======== Stored records ========
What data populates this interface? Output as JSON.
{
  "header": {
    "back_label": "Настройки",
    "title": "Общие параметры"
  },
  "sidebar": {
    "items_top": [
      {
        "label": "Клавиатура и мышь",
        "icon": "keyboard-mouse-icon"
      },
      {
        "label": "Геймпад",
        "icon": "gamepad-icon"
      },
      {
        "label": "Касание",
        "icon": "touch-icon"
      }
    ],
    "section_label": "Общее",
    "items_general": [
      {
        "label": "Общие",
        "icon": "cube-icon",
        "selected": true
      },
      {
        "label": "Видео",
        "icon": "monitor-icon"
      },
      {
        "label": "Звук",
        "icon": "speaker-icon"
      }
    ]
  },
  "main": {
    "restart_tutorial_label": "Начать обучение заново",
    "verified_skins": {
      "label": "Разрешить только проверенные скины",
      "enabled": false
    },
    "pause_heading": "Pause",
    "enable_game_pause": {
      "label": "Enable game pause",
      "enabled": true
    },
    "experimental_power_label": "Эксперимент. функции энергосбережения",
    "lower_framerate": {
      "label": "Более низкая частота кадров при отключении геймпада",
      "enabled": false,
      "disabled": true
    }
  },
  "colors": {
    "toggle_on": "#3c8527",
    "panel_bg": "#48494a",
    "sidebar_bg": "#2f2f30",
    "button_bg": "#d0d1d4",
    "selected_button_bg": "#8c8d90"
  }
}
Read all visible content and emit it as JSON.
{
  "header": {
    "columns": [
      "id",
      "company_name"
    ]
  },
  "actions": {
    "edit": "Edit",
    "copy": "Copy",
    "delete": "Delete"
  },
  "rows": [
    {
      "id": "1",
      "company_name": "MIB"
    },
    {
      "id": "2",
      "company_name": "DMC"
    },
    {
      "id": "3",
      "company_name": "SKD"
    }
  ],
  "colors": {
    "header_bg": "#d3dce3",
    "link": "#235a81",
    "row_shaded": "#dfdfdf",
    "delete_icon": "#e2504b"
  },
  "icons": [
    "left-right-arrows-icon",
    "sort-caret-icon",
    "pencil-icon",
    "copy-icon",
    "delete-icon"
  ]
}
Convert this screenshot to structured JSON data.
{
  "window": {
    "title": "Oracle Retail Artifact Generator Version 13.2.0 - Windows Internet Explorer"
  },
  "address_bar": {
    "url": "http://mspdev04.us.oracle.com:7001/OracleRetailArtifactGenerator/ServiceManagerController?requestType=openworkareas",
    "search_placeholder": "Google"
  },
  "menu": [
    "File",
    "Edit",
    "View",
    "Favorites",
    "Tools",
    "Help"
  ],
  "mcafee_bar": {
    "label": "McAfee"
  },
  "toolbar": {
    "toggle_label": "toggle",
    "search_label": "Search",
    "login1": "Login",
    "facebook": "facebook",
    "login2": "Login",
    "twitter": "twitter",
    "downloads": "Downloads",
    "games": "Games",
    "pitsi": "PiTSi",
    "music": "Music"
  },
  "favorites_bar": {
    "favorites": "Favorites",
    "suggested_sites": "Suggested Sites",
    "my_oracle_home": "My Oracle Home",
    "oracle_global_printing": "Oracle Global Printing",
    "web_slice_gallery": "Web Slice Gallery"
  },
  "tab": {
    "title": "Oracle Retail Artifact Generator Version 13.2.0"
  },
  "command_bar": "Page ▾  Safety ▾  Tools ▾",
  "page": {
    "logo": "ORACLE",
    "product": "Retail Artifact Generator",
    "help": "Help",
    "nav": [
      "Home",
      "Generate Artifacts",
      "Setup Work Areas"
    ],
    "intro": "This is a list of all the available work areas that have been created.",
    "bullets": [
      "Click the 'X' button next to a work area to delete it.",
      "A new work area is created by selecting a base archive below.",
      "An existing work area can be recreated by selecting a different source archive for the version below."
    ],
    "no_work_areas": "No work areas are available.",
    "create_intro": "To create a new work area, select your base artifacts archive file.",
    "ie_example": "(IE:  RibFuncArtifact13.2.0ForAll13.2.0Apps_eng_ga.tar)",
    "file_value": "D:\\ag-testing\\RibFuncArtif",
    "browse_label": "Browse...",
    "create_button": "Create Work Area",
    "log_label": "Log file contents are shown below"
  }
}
========
◆ **Challenge**
Using the entries above, please restate each one word for word.

◆ **Full response**
What data populates this interface? Output as JSON.
{
  "header": {
    "back_label": "Настройки",
    "title": "Общие параметры"
  },
  "sidebar": {
    "items_top": [
      {
        "label": "Клавиатура и мышь",
        "icon": "keyboard-mouse-icon"
      },
      {
        "label": "Геймпад",
        "icon": "gamepad-icon"
      },
      {
        "label": "Касание",
        "icon": "touch-icon"
      }
    ],
    "section_label": "Общее",
    "items_general": [
      {
        "label": "Общие",
        "icon": "cube-icon",
        "selected": true
      },
      {
        "label": "Видео",
        "icon": "monitor-icon"
      },
      {
        "label": "Звук",
        "icon": "speaker-icon"
      }
    ]
  },
  "main": {
    "restart_tutorial_label": "Начать обучение заново",
    "verified_skins": {
      "label": "Разрешить только проверенные скины",
      "enabled": false
    },
    "pause_heading": "Pause",
    "enable_game_pause": {
      "label": "Enable game pause",
      "enabled": true
    },
    "experimental_power_label": "Эксперимент. функции энергосбережения",
    "lower_framerate": {
      "label": "Более низкая частота кадров при отключении геймпада",
      "enabled": false,
      "disabled": true
    }
  },
  "colors": {
    "toggle_on": "#3c8527",
    "panel_bg": "#48494a",
    "sidebar_bg": "#2f2f30",
    "button_bg": "#d0d1d4",
    "selected_button_bg": "#8c8d90"
  }
}
Read all visible content and emit it as JSON.
{
  "header": {
    "columns": [
      "id",
      "company_name"
    ]
  },
  "actions": {
    "edit": "Edit",
    "copy": "Copy",
    "delete": "Delete"
  },
  "rows": [
    {
      "id": "1",
      "company_name": "MIB"
    },
    {
      "id": "2",
      "company_name": "DMC"
    },
    {
      "id": "3",
      "company_name": "SKD"
    }
  ],
  "colors": {
    "header_bg": "#d3dce3",
    "link": "#235a81",
    "row_shaded": "#dfdfdf",
    "delete_icon": "#e2504b"
  },
  "icons": [
    "left-right-arrows-icon",
    "sort-caret-icon",
    "pencil-icon",
    "copy-icon",
    "delete-icon"
  ]
}
Convert this screenshot to structured JSON data.
{
  "window": {
    "title": "Oracle Retail Artifact Generator Version 13.2.0 - Windows Internet Explorer"
  },
  "address_bar": {
    "url": "http://mspdev04.us.oracle.com:7001/OracleRetailArtifactGenerator/ServiceManagerController?requestType=openworkareas",
    "search_placeholder": "Google"
  },
  "menu": [
    "File",
    "Edit",
    "View",
    "Favorites",
    "Tools",
    "Help"
  ],
  "mcafee_bar": {
    "label": "McAfee"
  },
  "toolbar": {
    "toggle_label": "toggle",
    "search_label": "Search",
    "login1": "Login",
    "facebook": "facebook",
    "login2": "Login",
    "twitter": "twitter",
    "downloads": "Downloads",
    "games": "Games",
    "pitsi": "PiTSi",
    "music": "Music"
  },
  "favorites_bar": {
    "favorites": "Favorites",
    "suggested_sites": "Suggested Sites",
    "my_oracle_home": "My Oracle Home",
    "oracle_global_printing": "Oracle Global Printing",
    "web_slice_gallery": "Web Slice Gallery"
  },
  "tab": {
    "title": "Oracle Retail Artifact Generator Version 13.2.0"
  },
  "command_bar": "Page ▾  Safety ▾  Tools ▾",
  "page": {
    "logo": "ORACLE",
    "product": "Retail Artifact Generator",
    "help": "Help",
    "nav": [
      "Home",
      "Generate Artifacts",
      "Setup Work Areas"
    ],
    "intro": "This is a list of all the available work areas that have been created.",
    "bullets": [
      "Click the 'X' button next to a work area to delete it.",
      "A new work area is created by selecting a base archive below.",
      "An existing work area can be recreated by selecting a different source archive for the version below."
    ],
    "no_work_areas": "No work areas are available.",
    "create_intro": "To create a new work area, select your base artifacts archive file.",
    "ie_example": "(IE:  RibFuncArtifact13.2.0ForAll13.2.0Apps_eng_ga.tar)",
    "file_value": "D:\\ag-testing\\RibFuncArtif",
    "browse_label": "Browse...",
    "create_button": "Create Work Area",
    "log_label": "Log file contents are shown below"
  }
}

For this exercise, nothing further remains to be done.